### Given data
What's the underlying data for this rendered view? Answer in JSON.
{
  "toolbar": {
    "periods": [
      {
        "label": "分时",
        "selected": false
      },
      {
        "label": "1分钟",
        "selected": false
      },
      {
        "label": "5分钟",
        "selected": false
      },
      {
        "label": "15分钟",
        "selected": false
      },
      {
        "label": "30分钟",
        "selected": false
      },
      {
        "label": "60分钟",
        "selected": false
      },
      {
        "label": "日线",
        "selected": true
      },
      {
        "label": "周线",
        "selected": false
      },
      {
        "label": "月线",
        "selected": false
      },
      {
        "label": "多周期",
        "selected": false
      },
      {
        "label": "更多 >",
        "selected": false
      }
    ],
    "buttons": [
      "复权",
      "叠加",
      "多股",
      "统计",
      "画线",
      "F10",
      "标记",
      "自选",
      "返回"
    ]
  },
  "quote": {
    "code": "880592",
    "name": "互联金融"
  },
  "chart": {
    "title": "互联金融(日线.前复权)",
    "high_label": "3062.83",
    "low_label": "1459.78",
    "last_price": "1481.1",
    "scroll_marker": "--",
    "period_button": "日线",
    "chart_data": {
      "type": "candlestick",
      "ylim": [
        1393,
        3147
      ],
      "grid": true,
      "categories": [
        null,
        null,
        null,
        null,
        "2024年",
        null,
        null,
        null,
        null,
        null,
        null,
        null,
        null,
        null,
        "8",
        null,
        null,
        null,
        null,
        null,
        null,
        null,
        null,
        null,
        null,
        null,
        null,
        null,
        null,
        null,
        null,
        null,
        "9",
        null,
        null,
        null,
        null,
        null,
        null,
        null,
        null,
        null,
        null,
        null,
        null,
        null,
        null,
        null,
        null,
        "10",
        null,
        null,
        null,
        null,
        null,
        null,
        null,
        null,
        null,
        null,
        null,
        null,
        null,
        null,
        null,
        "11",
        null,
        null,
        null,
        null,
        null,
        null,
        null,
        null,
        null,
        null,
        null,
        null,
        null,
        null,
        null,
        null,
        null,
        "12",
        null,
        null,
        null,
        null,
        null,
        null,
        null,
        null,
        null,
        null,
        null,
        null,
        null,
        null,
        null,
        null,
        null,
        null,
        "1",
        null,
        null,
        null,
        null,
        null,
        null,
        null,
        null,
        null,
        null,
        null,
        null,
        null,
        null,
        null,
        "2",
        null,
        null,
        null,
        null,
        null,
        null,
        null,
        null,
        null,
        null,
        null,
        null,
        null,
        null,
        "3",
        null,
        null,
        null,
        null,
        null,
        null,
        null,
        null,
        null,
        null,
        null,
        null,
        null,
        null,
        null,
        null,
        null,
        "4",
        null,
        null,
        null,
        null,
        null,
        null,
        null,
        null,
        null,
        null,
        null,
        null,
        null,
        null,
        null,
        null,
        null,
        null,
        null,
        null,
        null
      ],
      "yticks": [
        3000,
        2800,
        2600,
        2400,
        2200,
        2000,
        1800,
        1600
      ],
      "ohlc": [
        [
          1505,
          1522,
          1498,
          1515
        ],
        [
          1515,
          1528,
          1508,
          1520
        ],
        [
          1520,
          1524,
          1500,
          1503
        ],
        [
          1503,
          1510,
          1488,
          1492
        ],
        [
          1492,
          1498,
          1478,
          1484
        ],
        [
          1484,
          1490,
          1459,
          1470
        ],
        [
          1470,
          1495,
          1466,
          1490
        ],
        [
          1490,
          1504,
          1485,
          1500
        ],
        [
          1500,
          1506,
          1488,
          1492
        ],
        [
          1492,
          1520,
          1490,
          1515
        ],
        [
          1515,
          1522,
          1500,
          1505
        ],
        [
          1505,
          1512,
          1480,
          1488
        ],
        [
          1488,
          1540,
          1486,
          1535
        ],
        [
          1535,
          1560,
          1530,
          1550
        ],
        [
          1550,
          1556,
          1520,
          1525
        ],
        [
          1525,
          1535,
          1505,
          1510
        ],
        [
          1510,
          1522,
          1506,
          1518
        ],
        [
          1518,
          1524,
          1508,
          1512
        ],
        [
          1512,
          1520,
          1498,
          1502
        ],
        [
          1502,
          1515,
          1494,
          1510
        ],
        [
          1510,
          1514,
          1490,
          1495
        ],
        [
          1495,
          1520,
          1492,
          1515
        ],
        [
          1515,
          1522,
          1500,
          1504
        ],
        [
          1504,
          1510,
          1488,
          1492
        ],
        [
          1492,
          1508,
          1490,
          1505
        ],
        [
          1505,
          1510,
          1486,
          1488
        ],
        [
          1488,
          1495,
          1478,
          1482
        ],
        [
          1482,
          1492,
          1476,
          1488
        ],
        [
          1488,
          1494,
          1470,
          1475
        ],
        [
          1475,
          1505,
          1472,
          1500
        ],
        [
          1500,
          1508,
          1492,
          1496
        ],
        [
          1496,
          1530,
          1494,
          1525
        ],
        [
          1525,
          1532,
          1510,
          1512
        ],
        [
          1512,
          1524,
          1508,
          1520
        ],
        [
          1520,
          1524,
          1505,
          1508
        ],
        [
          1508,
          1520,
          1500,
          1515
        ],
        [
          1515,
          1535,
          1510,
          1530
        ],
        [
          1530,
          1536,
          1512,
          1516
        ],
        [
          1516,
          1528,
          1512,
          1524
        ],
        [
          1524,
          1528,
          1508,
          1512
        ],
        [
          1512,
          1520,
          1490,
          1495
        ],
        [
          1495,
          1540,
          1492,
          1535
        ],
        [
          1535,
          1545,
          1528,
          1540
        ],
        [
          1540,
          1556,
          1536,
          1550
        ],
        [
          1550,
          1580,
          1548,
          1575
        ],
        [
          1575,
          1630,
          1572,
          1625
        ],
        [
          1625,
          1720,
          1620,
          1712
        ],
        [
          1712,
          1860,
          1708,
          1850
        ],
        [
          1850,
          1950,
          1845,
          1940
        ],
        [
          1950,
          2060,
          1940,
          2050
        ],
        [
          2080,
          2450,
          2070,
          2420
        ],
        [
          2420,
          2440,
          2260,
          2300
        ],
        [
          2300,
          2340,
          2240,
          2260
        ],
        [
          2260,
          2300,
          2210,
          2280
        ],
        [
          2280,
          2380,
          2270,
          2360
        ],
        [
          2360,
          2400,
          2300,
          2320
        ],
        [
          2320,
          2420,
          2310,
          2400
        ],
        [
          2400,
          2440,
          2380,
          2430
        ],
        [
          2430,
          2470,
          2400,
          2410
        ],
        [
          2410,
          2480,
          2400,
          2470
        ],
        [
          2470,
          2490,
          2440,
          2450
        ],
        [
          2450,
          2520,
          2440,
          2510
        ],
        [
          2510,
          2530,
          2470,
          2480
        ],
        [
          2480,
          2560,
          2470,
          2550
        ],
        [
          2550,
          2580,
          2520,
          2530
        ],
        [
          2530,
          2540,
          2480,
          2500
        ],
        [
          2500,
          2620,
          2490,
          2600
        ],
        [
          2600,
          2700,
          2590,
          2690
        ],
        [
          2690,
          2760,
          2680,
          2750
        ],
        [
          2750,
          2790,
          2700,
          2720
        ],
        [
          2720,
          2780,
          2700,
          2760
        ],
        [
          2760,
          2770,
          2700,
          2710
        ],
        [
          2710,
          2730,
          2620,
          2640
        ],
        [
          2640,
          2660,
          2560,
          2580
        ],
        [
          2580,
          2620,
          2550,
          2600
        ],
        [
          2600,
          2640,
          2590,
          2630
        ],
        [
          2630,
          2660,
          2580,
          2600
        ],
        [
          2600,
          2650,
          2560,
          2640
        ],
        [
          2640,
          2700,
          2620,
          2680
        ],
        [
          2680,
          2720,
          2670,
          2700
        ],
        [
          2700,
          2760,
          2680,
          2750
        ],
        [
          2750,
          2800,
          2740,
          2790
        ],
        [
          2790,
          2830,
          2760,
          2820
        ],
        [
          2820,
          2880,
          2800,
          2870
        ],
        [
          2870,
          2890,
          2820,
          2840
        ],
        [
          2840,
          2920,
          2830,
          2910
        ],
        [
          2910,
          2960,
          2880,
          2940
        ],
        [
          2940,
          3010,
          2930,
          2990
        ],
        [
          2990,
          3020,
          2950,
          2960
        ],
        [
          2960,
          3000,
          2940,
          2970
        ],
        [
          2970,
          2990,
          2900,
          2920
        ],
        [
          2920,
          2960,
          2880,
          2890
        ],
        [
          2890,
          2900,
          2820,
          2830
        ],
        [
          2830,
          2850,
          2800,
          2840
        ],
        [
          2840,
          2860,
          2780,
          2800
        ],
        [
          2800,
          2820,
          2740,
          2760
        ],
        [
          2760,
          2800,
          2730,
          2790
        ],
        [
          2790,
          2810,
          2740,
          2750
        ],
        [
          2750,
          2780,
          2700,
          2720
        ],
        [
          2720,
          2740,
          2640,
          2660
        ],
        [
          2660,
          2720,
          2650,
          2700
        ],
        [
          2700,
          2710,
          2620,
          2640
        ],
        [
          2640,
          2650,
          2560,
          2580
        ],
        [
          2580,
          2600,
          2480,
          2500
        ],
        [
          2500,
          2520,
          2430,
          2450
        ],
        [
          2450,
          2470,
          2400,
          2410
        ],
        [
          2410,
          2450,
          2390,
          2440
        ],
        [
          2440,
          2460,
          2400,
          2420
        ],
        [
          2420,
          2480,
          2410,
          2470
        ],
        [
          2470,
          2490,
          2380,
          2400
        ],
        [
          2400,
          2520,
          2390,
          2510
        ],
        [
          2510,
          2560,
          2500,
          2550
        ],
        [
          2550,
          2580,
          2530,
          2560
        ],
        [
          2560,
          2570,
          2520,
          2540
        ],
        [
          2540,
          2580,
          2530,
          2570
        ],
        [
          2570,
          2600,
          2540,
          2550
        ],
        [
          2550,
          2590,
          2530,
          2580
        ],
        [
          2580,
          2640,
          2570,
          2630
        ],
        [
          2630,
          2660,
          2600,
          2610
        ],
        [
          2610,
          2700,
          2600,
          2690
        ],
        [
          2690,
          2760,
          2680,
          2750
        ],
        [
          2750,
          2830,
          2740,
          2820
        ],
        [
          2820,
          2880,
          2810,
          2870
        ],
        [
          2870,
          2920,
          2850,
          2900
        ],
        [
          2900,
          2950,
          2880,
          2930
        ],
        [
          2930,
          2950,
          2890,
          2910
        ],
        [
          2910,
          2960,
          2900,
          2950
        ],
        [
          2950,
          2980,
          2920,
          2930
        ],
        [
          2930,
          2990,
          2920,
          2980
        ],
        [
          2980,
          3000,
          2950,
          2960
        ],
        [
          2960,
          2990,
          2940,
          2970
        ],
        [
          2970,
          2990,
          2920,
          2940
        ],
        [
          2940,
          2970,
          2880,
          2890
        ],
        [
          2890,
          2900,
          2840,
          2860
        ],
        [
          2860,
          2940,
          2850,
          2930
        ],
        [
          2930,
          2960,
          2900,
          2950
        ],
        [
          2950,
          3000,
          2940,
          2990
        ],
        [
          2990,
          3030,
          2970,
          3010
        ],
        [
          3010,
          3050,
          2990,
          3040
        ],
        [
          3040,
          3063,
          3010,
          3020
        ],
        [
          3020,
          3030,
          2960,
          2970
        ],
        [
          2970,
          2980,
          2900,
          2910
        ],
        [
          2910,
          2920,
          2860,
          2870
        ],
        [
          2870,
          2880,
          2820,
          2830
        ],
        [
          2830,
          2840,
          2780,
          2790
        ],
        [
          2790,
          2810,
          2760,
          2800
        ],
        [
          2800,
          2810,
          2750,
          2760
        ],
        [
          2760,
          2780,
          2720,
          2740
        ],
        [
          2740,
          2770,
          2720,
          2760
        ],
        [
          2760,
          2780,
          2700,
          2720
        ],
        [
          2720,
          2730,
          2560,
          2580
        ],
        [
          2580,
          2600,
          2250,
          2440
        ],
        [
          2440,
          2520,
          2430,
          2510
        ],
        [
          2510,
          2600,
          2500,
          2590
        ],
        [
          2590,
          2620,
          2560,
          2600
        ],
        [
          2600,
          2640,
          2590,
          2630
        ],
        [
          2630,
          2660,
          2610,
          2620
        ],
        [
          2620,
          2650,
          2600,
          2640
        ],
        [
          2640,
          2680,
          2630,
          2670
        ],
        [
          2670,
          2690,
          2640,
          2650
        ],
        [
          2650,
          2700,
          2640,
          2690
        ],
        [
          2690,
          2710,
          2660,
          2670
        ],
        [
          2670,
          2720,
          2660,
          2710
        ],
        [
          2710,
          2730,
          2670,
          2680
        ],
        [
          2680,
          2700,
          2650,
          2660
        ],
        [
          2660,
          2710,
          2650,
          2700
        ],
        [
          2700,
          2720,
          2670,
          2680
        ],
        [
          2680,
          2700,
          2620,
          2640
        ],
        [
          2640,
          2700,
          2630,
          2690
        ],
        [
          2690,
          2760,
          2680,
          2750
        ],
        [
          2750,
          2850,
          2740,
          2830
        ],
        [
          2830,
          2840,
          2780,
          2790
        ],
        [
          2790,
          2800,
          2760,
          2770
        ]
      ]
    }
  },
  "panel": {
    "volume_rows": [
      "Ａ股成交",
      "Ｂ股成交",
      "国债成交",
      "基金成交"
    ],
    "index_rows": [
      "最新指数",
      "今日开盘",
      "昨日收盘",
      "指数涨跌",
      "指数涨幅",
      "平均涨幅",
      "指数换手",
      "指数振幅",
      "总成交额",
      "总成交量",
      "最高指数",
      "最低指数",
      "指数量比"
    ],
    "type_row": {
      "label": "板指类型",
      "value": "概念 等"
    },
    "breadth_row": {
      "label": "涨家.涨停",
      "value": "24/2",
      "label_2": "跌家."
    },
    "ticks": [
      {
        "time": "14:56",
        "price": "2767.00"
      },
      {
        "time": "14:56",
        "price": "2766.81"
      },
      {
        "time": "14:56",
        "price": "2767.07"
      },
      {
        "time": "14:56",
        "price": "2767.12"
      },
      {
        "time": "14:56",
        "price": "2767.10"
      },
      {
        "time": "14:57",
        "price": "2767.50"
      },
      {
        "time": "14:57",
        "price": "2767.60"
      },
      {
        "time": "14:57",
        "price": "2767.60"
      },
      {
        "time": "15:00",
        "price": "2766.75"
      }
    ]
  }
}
...
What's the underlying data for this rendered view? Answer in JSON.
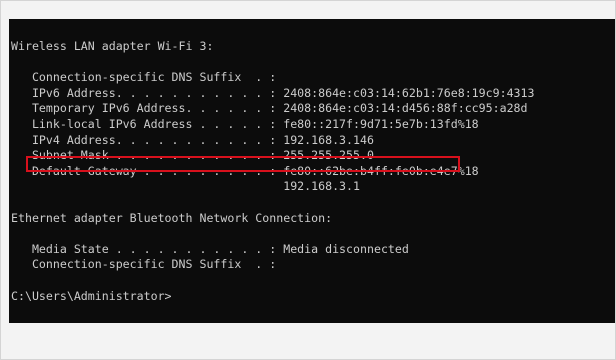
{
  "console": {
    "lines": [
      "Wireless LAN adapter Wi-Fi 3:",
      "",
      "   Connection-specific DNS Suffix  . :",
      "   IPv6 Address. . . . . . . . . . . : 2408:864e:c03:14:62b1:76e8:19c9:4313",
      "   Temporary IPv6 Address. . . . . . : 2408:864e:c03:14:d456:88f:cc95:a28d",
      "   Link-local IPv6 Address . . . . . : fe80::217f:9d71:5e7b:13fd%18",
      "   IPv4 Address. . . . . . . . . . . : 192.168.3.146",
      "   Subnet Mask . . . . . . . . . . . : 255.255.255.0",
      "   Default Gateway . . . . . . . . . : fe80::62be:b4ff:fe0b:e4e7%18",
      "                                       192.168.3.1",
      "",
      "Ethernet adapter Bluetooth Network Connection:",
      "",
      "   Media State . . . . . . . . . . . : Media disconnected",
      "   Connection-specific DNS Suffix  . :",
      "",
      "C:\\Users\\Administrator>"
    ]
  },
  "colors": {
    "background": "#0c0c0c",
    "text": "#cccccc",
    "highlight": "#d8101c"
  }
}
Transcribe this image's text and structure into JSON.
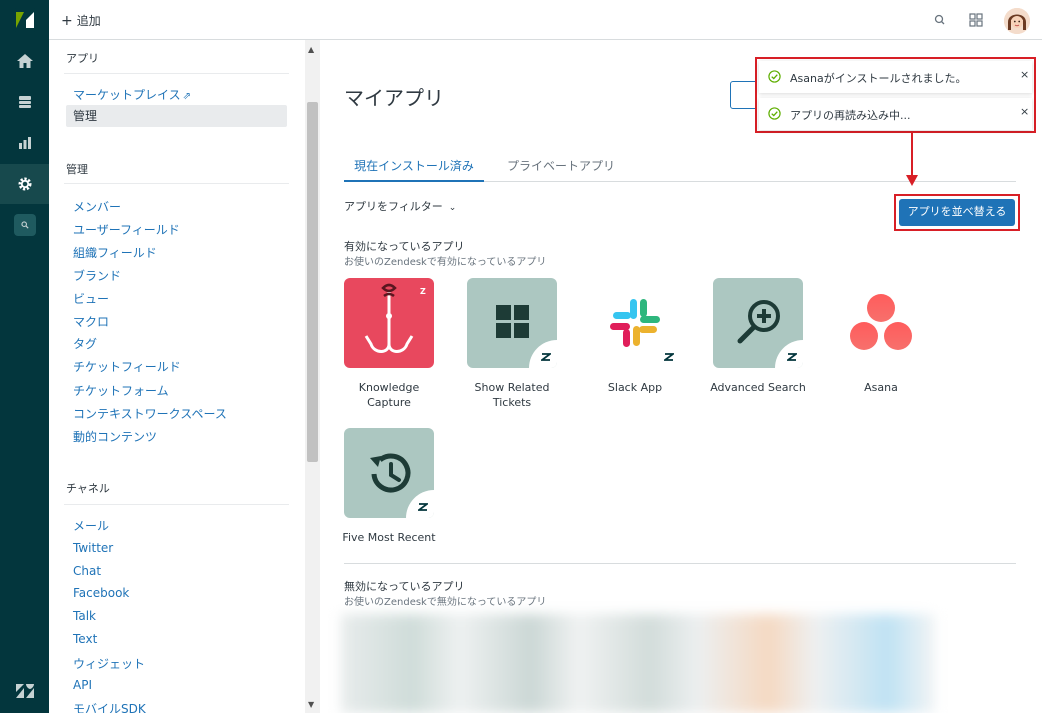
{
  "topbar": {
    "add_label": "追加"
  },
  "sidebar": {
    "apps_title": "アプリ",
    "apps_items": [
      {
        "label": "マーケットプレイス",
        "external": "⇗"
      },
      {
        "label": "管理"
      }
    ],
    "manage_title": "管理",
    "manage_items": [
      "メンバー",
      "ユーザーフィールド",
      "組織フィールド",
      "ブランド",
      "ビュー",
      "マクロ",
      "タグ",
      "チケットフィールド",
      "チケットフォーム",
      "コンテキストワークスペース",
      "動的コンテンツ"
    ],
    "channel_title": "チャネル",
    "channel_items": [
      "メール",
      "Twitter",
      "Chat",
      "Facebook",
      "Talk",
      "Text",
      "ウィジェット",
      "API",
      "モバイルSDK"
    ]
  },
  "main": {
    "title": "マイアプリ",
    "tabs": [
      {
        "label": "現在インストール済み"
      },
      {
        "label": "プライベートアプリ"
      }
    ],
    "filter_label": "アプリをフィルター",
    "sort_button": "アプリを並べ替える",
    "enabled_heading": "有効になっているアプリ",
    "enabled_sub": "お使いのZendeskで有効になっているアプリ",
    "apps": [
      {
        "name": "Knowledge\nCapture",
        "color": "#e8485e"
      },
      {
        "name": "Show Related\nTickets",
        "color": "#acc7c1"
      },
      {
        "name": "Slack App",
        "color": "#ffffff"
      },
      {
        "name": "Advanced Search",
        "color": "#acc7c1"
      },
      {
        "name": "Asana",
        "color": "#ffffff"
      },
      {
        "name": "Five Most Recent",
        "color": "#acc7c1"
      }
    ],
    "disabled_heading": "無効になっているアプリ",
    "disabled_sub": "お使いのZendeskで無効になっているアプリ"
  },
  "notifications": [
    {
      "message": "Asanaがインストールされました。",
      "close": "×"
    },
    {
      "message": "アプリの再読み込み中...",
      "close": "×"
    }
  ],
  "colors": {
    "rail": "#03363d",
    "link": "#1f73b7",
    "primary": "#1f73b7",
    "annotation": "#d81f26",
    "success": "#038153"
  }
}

### Do this
Every line holding "adapter" should be copied out.

### Full response
      "Wireless LAN adapter Wi-Fi 3:",
      "Ethernet adapter Bluetooth Network Connection:",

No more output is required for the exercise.